## SECTION DE TEXTE
Des comportements collectifs
Les travaux historiques ne sont pas exempts d’un biais phallocrate. C’est vrai qu’on ne trouve plus, dans les actuels livres d’histoire, de déclarations d’un machisme égrillard et goguenard comme il y en avait dans les textes du XIXe. Mais si tu creuses la question, tu te rends compte que les ouvrages récents présentent des impasses relevant sans doute d’une logique voisine. La présence des femmes dans les cérémonies révolutionnaires de 1789 à 1793 est ainsi souvent vue avec une certaine condescendance : on atteste leur présence, mais comme à la parade. C’est peut-être la vision qu’en avaient alors les révolutionnaires, mais l’historien ne doit évidemment pas prendre au pied de la lettre les conceptions idéologiques de l’époque.
Je vois bien que de la même source (disons : un article de journal sur une cérémonie révolutionnaire), je ne tire pas les mêmes conclusions que beaucoup d’historiens. Eux restent à la surface du récit : des femmes sont présentes et on leur dit éventuellement qu’elles embellissent la cérémonie. Certes. Mais si elles sont là, c’est quelles se sont réunies ; si l’une parle en leur nom, c’est qu’elle a été désignée ; si elle fait un discours, c’est qu’il a été discuté, etc. Derrière cette apparence d’insignifiance, il y a donc des comportements collectifs, politiques, de femmes. C’est ce qui m’intéresse. Parce qu’il se produit quelque chose de nouveau : une vraie existence politique des femmes. On s’adresse à elles et elles s’adressent à la société. Des mécanismes collectifs subtils se mettent en place.
Femmes du côté de la Gironde…
Quelques figures révolutionnaires féminines sont souvent mises en avant dans le champ historique classique : Olympe de Gouges, Anne-Josèphe Théroigne de Méricourt et la baronne Palm d’Aelders. Les deux premières sont partisanes de la révolution et y ont participé ; la baronne d’Aelders, hollandaise d’origine, doit rapidement rentrer dans son pays natal. Ce sont des révolutionnaires, mais modérées, proches des Girondins — ce qu’on appellerait aujourd’hui la droite (mais la droite de la révolution !). Tout en étant plus « féministes », au sens actuel, que beaucoup de groupes de femmes constitués de l’époque, elles optent pour le camp qui tente de stopper le processus révolutionnaire.

## DONNÉES EXTRAITES
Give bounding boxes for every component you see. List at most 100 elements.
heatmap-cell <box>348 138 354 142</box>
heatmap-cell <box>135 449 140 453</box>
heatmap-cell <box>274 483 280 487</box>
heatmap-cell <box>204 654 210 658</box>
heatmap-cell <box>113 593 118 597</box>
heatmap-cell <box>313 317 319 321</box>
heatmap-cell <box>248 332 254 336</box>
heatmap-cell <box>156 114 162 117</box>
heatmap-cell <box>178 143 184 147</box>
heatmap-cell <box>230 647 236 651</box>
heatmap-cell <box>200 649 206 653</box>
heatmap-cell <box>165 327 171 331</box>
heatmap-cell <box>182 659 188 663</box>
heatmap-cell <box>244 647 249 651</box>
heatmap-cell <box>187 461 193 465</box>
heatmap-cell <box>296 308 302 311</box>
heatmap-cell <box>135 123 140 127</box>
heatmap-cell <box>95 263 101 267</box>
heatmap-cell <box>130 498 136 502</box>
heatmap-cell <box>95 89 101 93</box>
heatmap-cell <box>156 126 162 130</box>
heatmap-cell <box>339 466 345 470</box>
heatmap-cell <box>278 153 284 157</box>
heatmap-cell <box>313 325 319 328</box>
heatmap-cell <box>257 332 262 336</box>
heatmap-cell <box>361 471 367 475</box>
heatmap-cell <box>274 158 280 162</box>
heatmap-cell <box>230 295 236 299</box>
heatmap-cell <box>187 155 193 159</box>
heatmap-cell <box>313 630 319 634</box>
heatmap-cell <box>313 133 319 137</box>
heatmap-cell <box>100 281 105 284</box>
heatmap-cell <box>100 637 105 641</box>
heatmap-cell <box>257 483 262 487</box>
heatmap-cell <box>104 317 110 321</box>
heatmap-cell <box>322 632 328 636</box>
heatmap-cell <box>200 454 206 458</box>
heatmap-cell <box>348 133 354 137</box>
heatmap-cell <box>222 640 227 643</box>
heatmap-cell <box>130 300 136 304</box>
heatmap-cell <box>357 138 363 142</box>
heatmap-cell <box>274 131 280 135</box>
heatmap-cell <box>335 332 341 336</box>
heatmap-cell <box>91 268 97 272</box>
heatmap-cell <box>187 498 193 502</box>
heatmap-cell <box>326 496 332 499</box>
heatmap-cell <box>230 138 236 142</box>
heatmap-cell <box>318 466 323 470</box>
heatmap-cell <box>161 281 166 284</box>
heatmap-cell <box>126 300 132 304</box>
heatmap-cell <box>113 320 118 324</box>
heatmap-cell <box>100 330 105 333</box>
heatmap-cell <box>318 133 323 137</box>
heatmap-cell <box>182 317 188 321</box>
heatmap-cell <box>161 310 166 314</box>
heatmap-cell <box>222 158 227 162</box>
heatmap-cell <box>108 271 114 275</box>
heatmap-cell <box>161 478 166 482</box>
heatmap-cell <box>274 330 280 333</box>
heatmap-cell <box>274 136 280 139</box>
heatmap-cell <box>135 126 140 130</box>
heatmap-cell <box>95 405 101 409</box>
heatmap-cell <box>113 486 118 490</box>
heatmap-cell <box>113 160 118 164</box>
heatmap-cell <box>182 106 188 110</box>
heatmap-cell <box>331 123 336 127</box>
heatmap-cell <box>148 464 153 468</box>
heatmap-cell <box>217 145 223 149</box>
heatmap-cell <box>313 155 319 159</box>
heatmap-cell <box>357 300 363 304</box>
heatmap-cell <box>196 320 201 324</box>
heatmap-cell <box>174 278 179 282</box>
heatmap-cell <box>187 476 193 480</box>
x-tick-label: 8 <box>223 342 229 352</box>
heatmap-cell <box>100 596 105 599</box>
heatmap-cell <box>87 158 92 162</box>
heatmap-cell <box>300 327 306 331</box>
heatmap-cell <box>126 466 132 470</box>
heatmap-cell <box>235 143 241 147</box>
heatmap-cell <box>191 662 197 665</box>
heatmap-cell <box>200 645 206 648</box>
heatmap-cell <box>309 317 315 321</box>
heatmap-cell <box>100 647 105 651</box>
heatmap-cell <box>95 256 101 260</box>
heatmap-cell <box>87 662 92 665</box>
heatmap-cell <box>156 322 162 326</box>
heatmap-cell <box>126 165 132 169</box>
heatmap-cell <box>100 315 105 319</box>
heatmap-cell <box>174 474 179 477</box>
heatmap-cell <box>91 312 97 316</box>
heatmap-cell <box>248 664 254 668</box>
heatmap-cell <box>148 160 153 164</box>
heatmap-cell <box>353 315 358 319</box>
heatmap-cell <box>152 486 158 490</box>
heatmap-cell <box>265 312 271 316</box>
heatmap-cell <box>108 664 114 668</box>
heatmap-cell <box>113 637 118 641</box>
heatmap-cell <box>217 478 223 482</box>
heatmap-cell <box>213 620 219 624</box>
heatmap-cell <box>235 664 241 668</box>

## CONSIGNE DE LA TÂCHE
Transcrivez sans rien changer, dans le texte sur les femmes de la Révolution, tout ce qui va de « Je vois bien » jusqu’à « mettent en place. ».

## RÉSULTAT OBTENU
Je vois bien que de la même source (disons : un article de journal sur une cérémonie révolutionnaire), je ne tire pas les mêmes conclusions que beaucoup d’historiens. Eux restent à la surface du récit : des femmes sont présentes et on leur dit éventuellement qu’elles embellissent la cérémonie. Certes. Mais si elles sont là, c’est quelles se sont réunies ; si l’une parle en leur nom, c’est qu’elle a été désignée ; si elle fait un discours, c’est qu’il a été discuté, etc. Derrière cette apparence d’insignifiance, il y a donc des comportements collectifs, politiques, de femmes. C’est ce qui m’intéresse. Parce qu’il se produit quelque chose de nouveau : une vraie existence politique des femmes. On s’adresse à elles et elles s’adressent à la société. Des mécanismes collectifs subtils se mettent en place.